(Excerpt from a dataset)
------------------------------------------------

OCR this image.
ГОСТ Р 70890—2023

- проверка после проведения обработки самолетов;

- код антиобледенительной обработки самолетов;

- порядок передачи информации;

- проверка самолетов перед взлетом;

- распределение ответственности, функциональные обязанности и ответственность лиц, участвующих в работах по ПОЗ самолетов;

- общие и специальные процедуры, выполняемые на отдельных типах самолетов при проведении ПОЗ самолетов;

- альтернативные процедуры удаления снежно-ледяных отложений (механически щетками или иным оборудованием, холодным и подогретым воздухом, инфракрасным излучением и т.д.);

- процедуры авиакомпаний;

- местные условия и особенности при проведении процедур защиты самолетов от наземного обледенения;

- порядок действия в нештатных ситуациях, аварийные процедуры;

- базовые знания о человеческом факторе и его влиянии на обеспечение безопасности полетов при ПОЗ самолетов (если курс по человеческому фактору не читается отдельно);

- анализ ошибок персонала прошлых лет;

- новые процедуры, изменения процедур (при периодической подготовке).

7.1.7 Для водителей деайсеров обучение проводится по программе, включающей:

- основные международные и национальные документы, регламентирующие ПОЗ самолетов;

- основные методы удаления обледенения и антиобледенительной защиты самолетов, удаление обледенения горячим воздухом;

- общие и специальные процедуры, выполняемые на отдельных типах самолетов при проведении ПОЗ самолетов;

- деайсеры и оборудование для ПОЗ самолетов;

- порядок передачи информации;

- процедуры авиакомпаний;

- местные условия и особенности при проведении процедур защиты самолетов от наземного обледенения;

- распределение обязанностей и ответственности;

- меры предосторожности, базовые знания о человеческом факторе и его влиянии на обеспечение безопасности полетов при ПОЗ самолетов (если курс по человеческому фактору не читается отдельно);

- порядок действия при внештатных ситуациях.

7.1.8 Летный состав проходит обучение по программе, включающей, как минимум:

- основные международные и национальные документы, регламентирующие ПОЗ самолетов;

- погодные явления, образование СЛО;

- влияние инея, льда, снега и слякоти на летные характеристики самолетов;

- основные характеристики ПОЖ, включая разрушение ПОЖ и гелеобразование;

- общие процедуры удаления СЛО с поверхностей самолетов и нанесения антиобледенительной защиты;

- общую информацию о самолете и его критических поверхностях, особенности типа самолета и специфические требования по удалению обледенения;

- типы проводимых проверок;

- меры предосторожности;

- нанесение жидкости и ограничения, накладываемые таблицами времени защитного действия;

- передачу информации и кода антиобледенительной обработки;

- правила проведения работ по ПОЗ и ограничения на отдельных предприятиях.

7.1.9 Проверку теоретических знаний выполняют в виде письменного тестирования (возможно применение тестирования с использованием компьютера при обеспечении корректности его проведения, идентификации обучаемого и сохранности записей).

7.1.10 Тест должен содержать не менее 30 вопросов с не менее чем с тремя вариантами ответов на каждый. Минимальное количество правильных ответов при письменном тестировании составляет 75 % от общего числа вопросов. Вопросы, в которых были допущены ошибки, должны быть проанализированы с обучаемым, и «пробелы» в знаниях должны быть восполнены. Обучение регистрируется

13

------------------------------------------------

> [EXERCISE REQUIREMENTS]: Write out every entry verbatim.

> [COMPLETE RESPONSE]:
OCR this image.
ГОСТ Р 70890—2023

- проверка после проведения обработки самолетов;

- код антиобледенительной обработки самолетов;

- порядок передачи информации;

- проверка самолетов перед взлетом;

- распределение ответственности, функциональные обязанности и ответственность лиц, участвующих в работах по ПОЗ самолетов;

- общие и специальные процедуры, выполняемые на отдельных типах самолетов при проведении ПОЗ самолетов;

- альтернативные процедуры удаления снежно-ледяных отложений (механически щетками или иным оборудованием, холодным и подогретым воздухом, инфракрасным излучением и т.д.);

- процедуры авиакомпаний;

- местные условия и особенности при проведении процедур защиты самолетов от наземного обледенения;

- порядок действия в нештатных ситуациях, аварийные процедуры;

- базовые знания о человеческом факторе и его влиянии на обеспечение безопасности полетов при ПОЗ самолетов (если курс по человеческому фактору не читается отдельно);

- анализ ошибок персонала прошлых лет;

- новые процедуры, изменения процедур (при периодической подготовке).

7.1.7 Для водителей деайсеров обучение проводится по программе, включающей:

- основные международные и национальные документы, регламентирующие ПОЗ самолетов;

- основные методы удаления обледенения и антиобледенительной защиты самолетов, удаление обледенения горячим воздухом;

- общие и специальные процедуры, выполняемые на отдельных типах самолетов при проведении ПОЗ самолетов;

- деайсеры и оборудование для ПОЗ самолетов;

- порядок передачи информации;

- процедуры авиакомпаний;

- местные условия и особенности при проведении процедур защиты самолетов от наземного обледенения;

- распределение обязанностей и ответственности;

- меры предосторожности, базовые знания о человеческом факторе и его влиянии на обеспечение безопасности полетов при ПОЗ самолетов (если курс по человеческому фактору не читается отдельно);

- порядок действия при внештатных ситуациях.

7.1.8 Летный состав проходит обучение по программе, включающей, как минимум:

- основные международные и национальные документы, регламентирующие ПОЗ самолетов;

- погодные явления, образование СЛО;

- влияние инея, льда, снега и слякоти на летные характеристики самолетов;

- основные характеристики ПОЖ, включая разрушение ПОЖ и гелеобразование;

- общие процедуры удаления СЛО с поверхностей самолетов и нанесения антиобледенительной защиты;

- общую информацию о самолете и его критических поверхностях, особенности типа самолета и специфические требования по удалению обледенения;

- типы проводимых проверок;

- меры предосторожности;

- нанесение жидкости и ограничения, накладываемые таблицами времени защитного действия;

- передачу информации и кода антиобледенительной обработки;

- правила проведения работ по ПОЗ и ограничения на отдельных предприятиях.

7.1.9 Проверку теоретических знаний выполняют в виде письменного тестирования (возможно применение тестирования с использованием компьютера при обеспечении корректности его проведения, идентификации обучаемого и сохранности записей).

7.1.10 Тест должен содержать не менее 30 вопросов с не менее чем с тремя вариантами ответов на каждый. Минимальное количество правильных ответов при письменном тестировании составляет 75 % от общего числа вопросов. Вопросы, в которых были допущены ошибки, должны быть проанализированы с обучаемым, и «пробелы» в знаниях должны быть восполнены. Обучение регистрируется

13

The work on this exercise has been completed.